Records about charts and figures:
○ ○ ○ ○
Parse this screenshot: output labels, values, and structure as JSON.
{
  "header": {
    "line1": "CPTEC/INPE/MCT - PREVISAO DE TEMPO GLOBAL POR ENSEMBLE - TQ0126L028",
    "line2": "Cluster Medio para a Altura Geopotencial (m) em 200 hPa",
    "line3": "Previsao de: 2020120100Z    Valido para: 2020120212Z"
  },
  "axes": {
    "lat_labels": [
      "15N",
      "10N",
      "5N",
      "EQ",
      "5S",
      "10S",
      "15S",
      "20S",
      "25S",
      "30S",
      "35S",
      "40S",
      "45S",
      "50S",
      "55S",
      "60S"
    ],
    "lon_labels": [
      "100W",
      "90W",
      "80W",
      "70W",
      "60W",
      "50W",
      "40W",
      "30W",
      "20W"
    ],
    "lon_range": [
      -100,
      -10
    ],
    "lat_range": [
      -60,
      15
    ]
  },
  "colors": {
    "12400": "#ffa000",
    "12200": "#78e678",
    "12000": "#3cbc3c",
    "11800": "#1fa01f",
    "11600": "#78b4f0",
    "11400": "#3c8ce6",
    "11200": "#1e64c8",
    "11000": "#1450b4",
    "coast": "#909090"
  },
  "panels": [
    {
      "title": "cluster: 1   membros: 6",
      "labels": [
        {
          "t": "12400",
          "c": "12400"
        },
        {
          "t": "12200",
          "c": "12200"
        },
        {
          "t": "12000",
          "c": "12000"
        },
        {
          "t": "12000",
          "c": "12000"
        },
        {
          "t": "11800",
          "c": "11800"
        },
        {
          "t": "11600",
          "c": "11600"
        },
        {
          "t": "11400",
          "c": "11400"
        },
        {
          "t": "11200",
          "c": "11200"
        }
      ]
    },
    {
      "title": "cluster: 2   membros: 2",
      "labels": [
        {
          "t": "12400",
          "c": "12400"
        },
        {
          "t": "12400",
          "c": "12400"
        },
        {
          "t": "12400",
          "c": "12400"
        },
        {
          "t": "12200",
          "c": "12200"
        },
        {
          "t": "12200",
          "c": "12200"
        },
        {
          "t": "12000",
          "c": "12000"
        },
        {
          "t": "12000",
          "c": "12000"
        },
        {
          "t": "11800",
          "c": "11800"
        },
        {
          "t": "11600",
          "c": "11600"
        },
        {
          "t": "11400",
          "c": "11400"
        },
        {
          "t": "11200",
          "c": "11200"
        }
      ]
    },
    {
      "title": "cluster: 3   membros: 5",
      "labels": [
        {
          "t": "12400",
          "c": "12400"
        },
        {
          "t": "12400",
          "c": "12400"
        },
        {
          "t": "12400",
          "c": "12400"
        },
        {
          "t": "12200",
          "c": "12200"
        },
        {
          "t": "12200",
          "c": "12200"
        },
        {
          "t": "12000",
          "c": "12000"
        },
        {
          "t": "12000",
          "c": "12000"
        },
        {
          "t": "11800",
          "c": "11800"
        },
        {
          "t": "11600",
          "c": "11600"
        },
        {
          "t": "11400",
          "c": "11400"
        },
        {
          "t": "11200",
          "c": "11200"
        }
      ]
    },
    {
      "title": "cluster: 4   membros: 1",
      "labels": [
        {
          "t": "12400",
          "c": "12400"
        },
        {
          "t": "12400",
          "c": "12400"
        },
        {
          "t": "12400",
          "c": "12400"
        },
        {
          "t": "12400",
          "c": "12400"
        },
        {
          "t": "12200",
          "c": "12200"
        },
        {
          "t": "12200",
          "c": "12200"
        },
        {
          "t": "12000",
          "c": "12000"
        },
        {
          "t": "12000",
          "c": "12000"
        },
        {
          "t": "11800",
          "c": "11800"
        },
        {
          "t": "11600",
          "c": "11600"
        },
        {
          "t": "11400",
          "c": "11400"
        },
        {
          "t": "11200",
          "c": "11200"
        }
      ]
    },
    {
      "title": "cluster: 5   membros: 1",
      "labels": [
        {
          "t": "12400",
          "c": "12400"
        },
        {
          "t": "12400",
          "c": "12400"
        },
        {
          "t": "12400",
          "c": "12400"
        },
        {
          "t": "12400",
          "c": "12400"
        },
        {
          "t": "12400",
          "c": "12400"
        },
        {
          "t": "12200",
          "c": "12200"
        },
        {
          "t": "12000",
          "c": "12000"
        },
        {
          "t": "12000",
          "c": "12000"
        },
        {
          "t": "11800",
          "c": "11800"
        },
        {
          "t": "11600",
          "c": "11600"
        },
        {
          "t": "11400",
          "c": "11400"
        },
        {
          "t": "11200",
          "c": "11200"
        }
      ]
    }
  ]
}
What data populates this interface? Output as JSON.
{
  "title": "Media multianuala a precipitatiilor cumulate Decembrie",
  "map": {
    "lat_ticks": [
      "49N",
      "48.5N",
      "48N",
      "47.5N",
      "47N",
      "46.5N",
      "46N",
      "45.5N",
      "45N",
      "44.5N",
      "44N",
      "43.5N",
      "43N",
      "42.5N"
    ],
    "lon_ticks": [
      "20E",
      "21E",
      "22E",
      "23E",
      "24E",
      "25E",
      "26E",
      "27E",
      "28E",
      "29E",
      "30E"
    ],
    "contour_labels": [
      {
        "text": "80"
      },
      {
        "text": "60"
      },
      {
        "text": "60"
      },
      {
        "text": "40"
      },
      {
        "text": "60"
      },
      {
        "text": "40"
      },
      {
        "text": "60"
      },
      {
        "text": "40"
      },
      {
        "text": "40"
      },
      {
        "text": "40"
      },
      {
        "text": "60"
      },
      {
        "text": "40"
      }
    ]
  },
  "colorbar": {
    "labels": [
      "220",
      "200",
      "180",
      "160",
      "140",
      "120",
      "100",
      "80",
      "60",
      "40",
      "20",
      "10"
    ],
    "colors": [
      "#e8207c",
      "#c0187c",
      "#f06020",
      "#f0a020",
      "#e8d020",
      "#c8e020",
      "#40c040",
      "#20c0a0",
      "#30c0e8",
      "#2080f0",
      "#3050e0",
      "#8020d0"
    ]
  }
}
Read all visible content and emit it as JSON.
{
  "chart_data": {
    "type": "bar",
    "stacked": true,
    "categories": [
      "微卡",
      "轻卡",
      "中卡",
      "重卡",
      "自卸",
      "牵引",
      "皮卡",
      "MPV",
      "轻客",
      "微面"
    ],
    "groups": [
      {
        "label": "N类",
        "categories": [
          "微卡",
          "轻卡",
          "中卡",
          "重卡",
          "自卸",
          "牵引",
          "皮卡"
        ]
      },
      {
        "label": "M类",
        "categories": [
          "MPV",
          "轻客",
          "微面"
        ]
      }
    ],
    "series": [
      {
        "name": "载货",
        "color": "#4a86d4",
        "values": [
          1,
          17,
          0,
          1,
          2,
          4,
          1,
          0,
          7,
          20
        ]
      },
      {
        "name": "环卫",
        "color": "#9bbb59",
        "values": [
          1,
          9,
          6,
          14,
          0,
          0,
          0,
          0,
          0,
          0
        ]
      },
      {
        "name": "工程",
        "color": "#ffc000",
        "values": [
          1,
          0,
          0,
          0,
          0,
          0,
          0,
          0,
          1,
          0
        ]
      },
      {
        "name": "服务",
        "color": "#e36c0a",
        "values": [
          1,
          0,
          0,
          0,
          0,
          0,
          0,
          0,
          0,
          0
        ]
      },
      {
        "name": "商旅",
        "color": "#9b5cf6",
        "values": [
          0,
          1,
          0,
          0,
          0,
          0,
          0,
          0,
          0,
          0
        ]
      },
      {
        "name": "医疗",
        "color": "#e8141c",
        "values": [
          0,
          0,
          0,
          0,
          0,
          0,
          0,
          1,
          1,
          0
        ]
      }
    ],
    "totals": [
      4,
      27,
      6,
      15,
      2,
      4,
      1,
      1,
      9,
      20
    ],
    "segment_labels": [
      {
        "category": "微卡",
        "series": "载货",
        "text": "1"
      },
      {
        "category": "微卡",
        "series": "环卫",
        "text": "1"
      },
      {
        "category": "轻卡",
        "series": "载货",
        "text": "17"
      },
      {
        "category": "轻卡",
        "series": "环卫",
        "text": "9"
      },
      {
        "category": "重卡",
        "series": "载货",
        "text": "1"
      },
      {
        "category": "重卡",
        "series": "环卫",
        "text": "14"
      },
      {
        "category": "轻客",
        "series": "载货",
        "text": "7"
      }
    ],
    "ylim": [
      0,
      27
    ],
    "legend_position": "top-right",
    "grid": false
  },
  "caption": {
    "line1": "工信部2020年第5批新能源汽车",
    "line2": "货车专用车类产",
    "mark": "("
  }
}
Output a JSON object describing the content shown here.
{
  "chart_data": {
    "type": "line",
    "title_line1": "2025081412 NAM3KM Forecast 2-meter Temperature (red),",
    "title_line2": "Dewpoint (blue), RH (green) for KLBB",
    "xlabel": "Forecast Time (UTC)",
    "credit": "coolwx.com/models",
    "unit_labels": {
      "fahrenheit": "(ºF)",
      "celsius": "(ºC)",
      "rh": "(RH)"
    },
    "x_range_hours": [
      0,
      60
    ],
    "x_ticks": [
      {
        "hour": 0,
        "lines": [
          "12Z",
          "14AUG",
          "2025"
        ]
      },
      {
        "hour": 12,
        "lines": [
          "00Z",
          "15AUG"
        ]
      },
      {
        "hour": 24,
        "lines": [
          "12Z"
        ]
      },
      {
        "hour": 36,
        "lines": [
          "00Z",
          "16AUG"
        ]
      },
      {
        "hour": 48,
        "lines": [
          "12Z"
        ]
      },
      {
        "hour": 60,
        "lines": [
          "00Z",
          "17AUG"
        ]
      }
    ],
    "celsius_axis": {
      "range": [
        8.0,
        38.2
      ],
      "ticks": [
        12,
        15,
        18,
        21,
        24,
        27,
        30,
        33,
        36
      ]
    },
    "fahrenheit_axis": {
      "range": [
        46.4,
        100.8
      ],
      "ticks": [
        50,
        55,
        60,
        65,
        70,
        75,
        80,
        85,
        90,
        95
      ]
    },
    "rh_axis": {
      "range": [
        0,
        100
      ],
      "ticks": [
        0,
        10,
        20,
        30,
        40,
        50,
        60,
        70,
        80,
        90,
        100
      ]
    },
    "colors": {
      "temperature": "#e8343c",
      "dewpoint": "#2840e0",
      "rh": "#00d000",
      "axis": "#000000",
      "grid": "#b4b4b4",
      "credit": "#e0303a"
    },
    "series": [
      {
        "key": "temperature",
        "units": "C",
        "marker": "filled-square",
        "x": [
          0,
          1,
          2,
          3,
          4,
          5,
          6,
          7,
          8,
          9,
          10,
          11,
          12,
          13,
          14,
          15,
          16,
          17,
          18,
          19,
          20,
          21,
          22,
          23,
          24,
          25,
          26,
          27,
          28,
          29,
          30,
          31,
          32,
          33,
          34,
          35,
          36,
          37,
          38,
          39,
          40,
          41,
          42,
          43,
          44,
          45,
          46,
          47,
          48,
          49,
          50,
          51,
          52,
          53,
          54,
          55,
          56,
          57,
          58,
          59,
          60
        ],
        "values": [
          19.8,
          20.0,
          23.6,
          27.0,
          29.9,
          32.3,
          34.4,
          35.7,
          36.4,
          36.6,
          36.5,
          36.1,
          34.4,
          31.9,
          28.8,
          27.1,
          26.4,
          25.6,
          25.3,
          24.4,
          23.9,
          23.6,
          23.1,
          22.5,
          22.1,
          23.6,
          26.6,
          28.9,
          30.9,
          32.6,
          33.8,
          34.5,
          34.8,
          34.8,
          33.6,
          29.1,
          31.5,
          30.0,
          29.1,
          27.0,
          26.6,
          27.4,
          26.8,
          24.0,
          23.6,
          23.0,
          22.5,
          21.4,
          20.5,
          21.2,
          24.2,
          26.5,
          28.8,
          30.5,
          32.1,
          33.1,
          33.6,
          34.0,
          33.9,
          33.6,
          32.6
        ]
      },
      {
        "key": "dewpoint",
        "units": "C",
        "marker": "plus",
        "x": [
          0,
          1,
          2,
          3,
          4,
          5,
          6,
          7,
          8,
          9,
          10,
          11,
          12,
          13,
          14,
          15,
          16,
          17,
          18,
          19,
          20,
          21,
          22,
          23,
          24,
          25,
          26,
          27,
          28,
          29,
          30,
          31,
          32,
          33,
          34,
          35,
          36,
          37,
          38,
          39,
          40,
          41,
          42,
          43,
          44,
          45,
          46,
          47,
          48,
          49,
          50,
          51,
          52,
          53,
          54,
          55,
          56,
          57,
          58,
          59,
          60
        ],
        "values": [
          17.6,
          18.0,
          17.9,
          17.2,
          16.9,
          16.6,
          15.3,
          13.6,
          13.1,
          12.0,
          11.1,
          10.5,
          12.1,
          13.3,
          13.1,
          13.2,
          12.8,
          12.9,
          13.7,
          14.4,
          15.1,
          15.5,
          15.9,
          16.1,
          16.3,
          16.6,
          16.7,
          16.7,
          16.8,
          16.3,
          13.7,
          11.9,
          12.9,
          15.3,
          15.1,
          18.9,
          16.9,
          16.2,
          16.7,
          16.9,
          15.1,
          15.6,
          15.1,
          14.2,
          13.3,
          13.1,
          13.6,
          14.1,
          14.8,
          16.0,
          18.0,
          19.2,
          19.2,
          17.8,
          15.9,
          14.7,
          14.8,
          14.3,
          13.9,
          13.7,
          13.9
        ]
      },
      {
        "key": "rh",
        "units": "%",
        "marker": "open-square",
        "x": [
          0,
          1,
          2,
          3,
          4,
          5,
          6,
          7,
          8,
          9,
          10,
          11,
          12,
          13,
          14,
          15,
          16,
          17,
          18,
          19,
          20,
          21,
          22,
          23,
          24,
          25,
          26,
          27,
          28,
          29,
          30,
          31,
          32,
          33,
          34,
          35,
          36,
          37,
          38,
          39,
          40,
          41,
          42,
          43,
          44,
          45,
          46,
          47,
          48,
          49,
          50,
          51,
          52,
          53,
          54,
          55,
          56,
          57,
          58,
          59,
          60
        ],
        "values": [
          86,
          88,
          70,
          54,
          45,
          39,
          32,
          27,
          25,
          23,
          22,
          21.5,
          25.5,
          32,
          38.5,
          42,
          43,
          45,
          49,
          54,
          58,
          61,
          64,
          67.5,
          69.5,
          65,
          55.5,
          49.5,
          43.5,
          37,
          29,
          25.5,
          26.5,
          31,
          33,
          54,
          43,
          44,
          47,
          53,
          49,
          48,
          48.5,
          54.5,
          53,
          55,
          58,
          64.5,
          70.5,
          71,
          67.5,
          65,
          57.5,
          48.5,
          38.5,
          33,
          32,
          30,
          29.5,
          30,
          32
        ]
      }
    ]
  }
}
○ ○ ○ ○
Stated exercise: Using the listing above, show each line holding the string "para".

Task answer:
    "line2": "Cluster Medio para a Altura Geopotencial (m) em 200 hPa",
    "line3": "Previsao de: 2020120100Z    Valido para: 2020120212Z"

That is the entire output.